Exercise aim → Exactly reproduce the lines that follow.

# start of Data for the task

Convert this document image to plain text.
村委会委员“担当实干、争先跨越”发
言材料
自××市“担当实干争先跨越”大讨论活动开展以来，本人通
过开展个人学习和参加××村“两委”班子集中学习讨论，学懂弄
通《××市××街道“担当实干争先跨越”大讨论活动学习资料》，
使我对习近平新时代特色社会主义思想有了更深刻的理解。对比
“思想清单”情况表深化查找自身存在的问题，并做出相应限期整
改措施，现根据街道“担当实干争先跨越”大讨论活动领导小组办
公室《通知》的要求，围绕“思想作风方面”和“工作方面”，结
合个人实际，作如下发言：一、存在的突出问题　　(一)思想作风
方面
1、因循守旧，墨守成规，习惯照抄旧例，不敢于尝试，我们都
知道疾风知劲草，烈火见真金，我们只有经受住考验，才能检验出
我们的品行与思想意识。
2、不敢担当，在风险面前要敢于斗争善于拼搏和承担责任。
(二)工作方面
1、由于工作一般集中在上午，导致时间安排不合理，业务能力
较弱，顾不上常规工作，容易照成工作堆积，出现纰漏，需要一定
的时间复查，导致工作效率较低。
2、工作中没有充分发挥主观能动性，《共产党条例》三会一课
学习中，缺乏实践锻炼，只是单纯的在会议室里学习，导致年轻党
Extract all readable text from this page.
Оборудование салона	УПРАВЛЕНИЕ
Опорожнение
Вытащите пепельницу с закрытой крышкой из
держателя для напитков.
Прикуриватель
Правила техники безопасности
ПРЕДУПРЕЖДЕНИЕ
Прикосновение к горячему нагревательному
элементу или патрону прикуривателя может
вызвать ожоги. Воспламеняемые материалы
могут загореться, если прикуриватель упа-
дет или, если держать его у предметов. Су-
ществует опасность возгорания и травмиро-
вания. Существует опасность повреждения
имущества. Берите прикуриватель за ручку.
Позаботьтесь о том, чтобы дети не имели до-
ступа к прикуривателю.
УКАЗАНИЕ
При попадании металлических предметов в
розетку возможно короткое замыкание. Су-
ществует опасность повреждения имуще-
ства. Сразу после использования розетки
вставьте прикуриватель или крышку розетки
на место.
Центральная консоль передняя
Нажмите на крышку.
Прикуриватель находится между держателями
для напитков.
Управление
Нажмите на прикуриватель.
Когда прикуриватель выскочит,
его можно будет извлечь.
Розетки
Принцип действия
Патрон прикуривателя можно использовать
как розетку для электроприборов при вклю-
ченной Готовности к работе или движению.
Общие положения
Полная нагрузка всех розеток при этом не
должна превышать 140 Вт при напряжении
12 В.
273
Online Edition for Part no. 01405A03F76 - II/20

# end of Data for the task

Output →
Convert this document image to plain text.
村委会委员“担当实干、争先跨越”发
言材料
自××市“担当实干争先跨越”大讨论活动开展以来，本人通
过开展个人学习和参加××村“两委”班子集中学习讨论，学懂弄
通《××市××街道“担当实干争先跨越”大讨论活动学习资料》，
使我对习近平新时代特色社会主义思想有了更深刻的理解。对比
“思想清单”情况表深化查找自身存在的问题，并做出相应限期整
改措施，现根据街道“担当实干争先跨越”大讨论活动领导小组办
公室《通知》的要求，围绕“思想作风方面”和“工作方面”，结
合个人实际，作如下发言：一、存在的突出问题　　(一)思想作风
方面
1、因循守旧，墨守成规，习惯照抄旧例，不敢于尝试，我们都
知道疾风知劲草，烈火见真金，我们只有经受住考验，才能检验出
我们的品行与思想意识。
2、不敢担当，在风险面前要敢于斗争善于拼搏和承担责任。
(二)工作方面
1、由于工作一般集中在上午，导致时间安排不合理，业务能力
较弱，顾不上常规工作，容易照成工作堆积，出现纰漏，需要一定
的时间复查，导致工作效率较低。
2、工作中没有充分发挥主观能动性，《共产党条例》三会一课
学习中，缺乏实践锻炼，只是单纯的在会议室里学习，导致年轻党
Extract all readable text from this page.
Оборудование салона	УПРАВЛЕНИЕ
Опорожнение
Вытащите пепельницу с закрытой крышкой из
держателя для напитков.
Прикуриватель
Правила техники безопасности
ПРЕДУПРЕЖДЕНИЕ
Прикосновение к горячему нагревательному
элементу или патрону прикуривателя может
вызвать ожоги. Воспламеняемые материалы
могут загореться, если прикуриватель упа-
дет или, если держать его у предметов. Су-
ществует опасность возгорания и травмиро-
вания. Существует опасность повреждения
имущества. Берите прикуриватель за ручку.
Позаботьтесь о том, чтобы дети не имели до-
ступа к прикуривателю.
УКАЗАНИЕ
При попадании металлических предметов в
розетку возможно короткое замыкание. Су-
ществует опасность повреждения имуще-
ства. Сразу после использования розетки
вставьте прикуриватель или крышку розетки
на место.
Центральная консоль передняя
Нажмите на крышку.
Прикуриватель находится между держателями
для напитков.
Управление
Нажмите на прикуриватель.
Когда прикуриватель выскочит,
его можно будет извлечь.
Розетки
Принцип действия
Патрон прикуривателя можно использовать
как розетку для электроприборов при вклю-
ченной Готовности к работе или движению.
Общие положения
Полная нагрузка всех розеток при этом не
должна превышать 140 Вт при напряжении
12 В.
273
Online Edition for Part no. 01405A03F76 - II/20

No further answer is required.